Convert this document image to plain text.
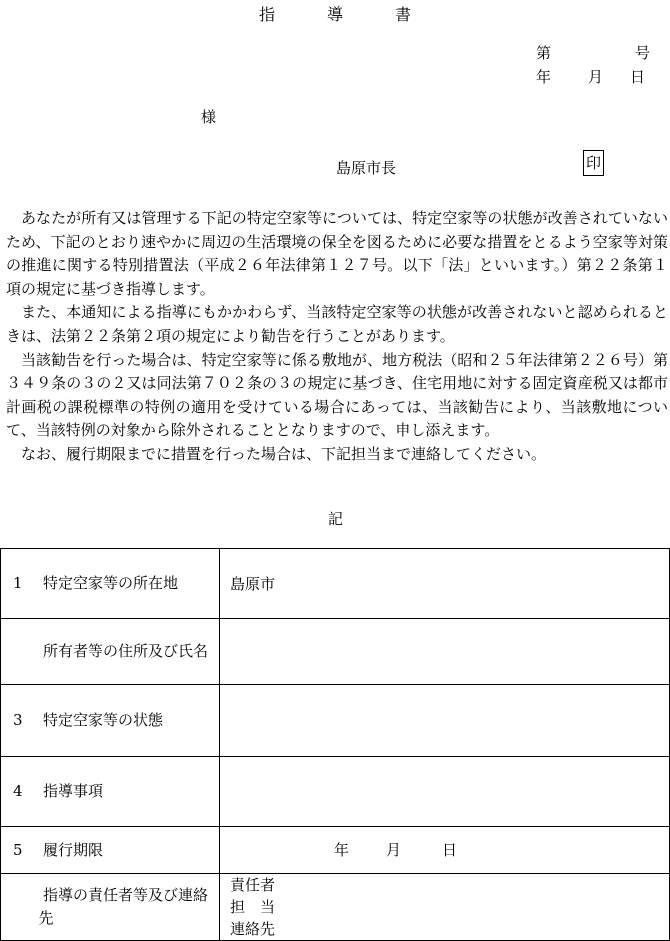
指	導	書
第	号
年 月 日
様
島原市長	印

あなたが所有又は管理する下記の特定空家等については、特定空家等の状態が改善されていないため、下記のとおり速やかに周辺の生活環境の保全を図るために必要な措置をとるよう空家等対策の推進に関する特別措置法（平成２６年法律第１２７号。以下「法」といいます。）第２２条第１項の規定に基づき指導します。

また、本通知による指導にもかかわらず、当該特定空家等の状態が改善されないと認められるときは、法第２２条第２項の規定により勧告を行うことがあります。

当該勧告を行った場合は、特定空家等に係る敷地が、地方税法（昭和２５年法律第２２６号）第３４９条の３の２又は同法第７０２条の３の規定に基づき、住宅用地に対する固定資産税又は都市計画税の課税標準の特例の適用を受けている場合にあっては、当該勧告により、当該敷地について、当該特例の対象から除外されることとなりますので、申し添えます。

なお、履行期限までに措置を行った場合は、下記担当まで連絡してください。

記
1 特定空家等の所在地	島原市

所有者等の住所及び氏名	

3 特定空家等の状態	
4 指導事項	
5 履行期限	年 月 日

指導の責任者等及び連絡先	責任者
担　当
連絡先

::::::::

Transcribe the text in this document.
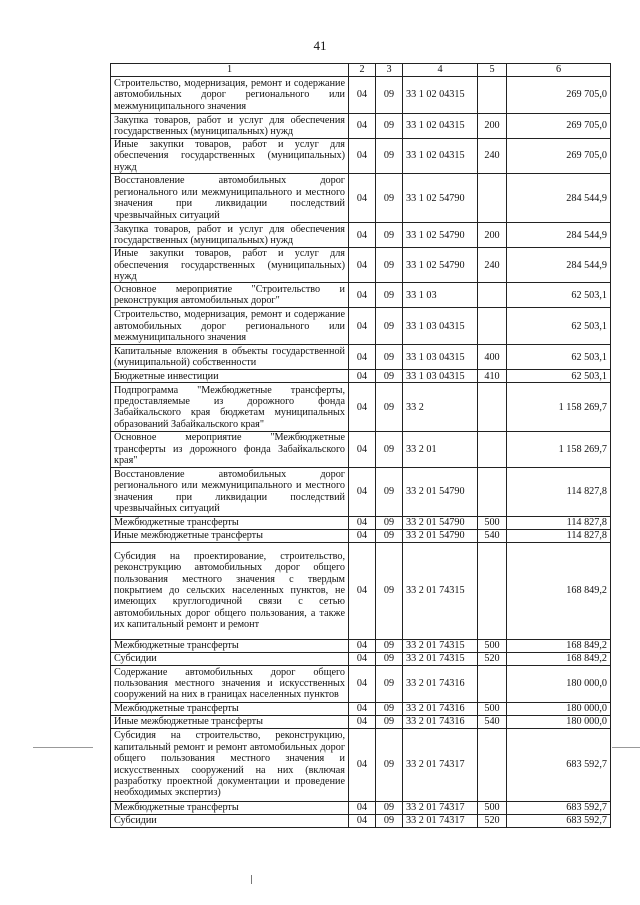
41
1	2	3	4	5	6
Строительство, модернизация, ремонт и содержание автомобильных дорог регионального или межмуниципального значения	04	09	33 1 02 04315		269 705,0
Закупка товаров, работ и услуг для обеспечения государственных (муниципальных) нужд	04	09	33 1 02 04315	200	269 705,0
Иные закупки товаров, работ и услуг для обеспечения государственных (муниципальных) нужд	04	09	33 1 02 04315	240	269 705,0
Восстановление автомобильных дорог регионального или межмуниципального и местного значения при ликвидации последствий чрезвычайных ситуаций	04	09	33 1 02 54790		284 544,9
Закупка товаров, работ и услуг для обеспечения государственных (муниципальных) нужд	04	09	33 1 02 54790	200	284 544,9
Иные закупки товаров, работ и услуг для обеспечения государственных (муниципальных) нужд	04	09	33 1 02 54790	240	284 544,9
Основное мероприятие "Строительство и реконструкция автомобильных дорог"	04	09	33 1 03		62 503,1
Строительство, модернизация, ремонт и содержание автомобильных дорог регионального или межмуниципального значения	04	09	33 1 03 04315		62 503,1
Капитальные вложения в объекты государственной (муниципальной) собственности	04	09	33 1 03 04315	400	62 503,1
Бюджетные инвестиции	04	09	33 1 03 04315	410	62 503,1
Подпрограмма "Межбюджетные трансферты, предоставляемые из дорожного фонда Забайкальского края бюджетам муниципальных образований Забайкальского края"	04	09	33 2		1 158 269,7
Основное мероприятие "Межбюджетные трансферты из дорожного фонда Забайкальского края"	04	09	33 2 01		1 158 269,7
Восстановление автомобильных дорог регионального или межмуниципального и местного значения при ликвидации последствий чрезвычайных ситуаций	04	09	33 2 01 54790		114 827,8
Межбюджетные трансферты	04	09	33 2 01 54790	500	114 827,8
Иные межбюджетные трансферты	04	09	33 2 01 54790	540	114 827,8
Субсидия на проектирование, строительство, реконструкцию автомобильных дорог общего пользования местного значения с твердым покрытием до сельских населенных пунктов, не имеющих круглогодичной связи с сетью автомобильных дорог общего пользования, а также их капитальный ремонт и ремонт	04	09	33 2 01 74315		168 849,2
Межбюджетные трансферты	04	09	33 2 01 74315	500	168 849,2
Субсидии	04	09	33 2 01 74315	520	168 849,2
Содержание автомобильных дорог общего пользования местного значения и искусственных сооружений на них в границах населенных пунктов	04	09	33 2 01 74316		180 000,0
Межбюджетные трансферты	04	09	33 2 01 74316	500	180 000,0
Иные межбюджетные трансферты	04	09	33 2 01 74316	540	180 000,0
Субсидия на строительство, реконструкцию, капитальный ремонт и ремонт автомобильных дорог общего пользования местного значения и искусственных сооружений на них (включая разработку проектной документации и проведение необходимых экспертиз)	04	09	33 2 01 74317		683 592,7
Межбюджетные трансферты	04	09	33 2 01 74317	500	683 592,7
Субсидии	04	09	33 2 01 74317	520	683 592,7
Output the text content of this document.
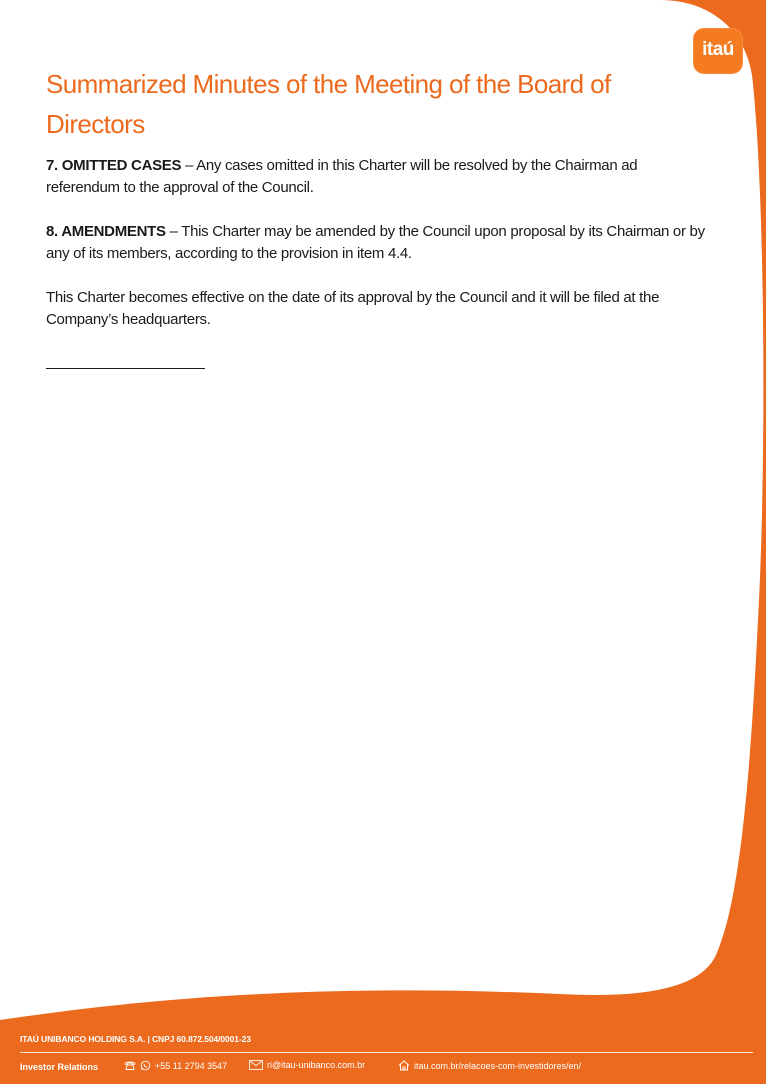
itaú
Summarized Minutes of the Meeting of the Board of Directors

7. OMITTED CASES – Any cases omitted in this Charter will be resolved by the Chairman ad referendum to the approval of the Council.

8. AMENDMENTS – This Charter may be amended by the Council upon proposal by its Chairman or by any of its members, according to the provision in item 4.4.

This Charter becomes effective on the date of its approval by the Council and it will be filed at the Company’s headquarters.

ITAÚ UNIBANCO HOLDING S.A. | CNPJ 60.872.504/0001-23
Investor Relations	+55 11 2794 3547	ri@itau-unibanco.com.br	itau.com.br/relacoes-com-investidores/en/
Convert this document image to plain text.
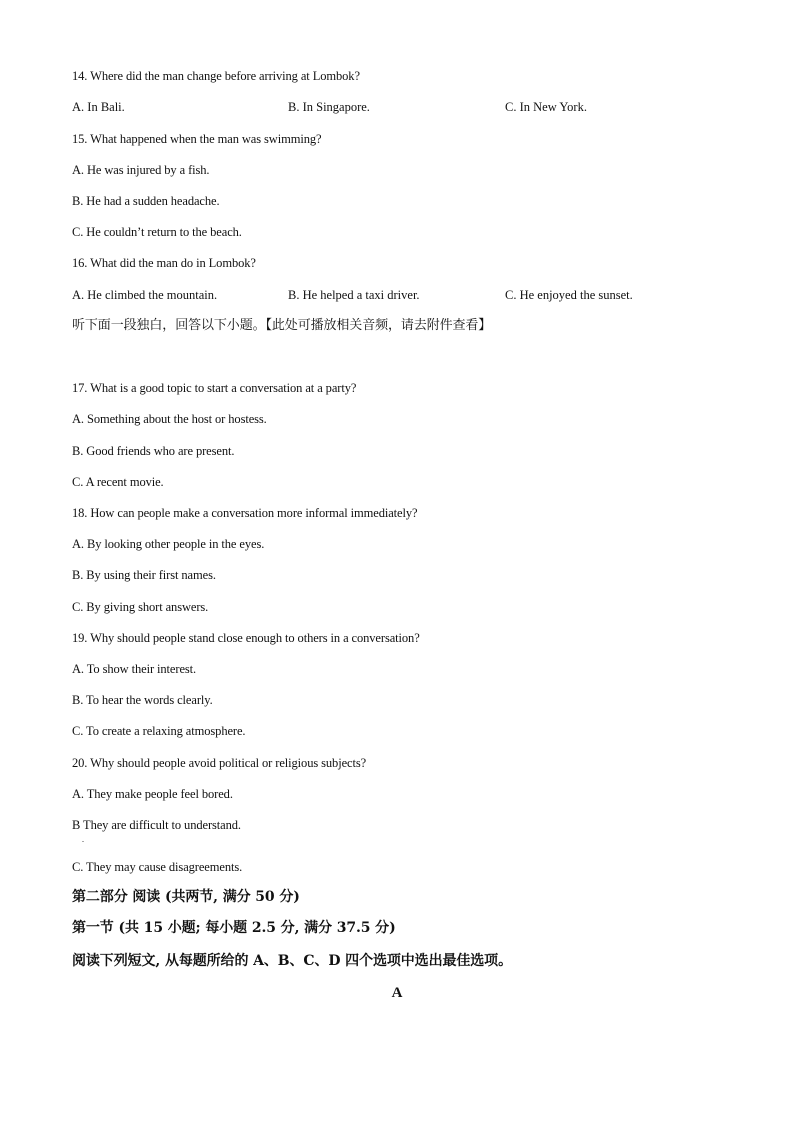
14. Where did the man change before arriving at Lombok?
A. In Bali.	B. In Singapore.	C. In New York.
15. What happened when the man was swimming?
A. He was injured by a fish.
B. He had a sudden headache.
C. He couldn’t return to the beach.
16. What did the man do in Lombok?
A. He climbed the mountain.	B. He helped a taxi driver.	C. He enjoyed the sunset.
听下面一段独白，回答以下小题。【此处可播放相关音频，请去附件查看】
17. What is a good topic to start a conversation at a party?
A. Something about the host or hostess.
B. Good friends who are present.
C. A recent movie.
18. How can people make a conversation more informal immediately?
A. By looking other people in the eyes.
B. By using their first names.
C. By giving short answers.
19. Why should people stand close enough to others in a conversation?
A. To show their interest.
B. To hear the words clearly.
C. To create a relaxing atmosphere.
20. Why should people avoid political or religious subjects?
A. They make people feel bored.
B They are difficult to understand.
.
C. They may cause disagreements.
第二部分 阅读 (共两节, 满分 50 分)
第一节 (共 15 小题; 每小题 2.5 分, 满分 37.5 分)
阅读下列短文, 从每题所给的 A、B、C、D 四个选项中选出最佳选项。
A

::::::::

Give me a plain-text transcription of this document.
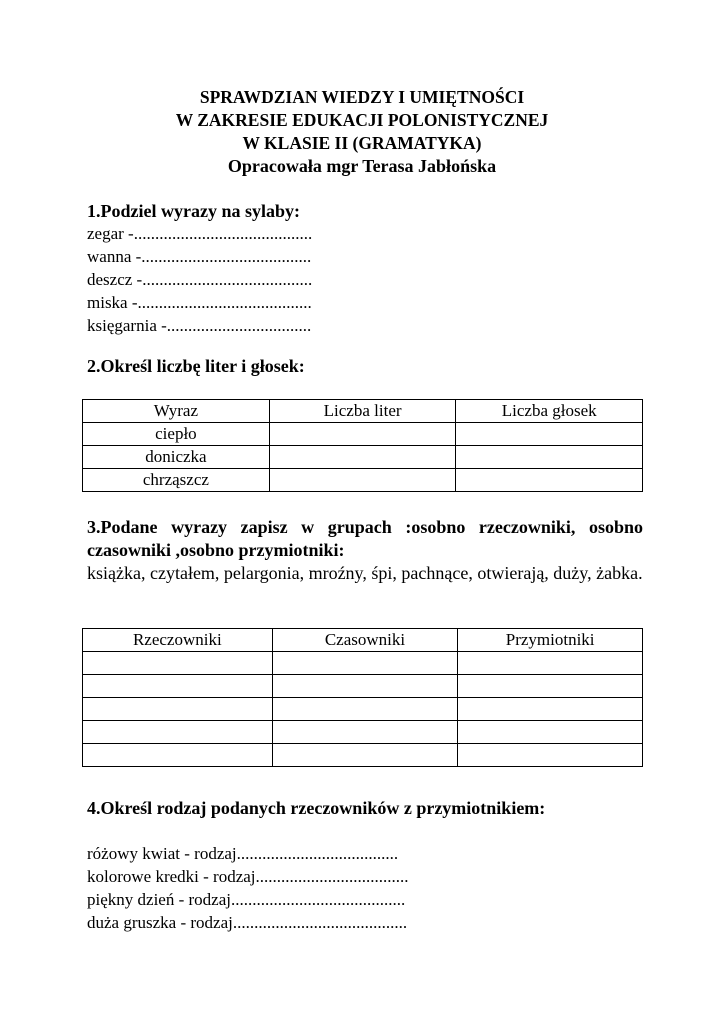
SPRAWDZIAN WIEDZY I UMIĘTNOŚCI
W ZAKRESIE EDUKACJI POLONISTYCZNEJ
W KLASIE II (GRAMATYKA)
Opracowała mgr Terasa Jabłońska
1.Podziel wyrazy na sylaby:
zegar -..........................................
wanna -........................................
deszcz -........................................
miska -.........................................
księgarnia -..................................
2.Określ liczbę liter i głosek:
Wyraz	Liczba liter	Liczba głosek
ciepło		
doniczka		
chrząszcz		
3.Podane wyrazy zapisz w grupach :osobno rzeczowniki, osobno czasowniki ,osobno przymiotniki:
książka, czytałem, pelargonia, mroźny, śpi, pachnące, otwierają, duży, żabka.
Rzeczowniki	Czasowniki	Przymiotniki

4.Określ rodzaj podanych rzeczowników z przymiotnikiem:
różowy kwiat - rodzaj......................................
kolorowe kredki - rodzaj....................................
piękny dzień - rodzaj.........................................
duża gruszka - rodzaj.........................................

::::::::

■ **PROMPT**:
Only lines with the string "Восстановление" belong in your answer; copy each one.

■ **EXERCISE SOLUTION**:
Восстановление автомобильных дорог регионального или межмуниципального и местного значения при ликвидации последствий чрезвычайных ситуаций	04	09	33 1 02 54790		284 544,9
Восстановление автомобильных дорог регионального или межмуниципального и местного значения при ликвидации последствий чрезвычайных ситуаций	04	09	33 2 01 54790		114 827,8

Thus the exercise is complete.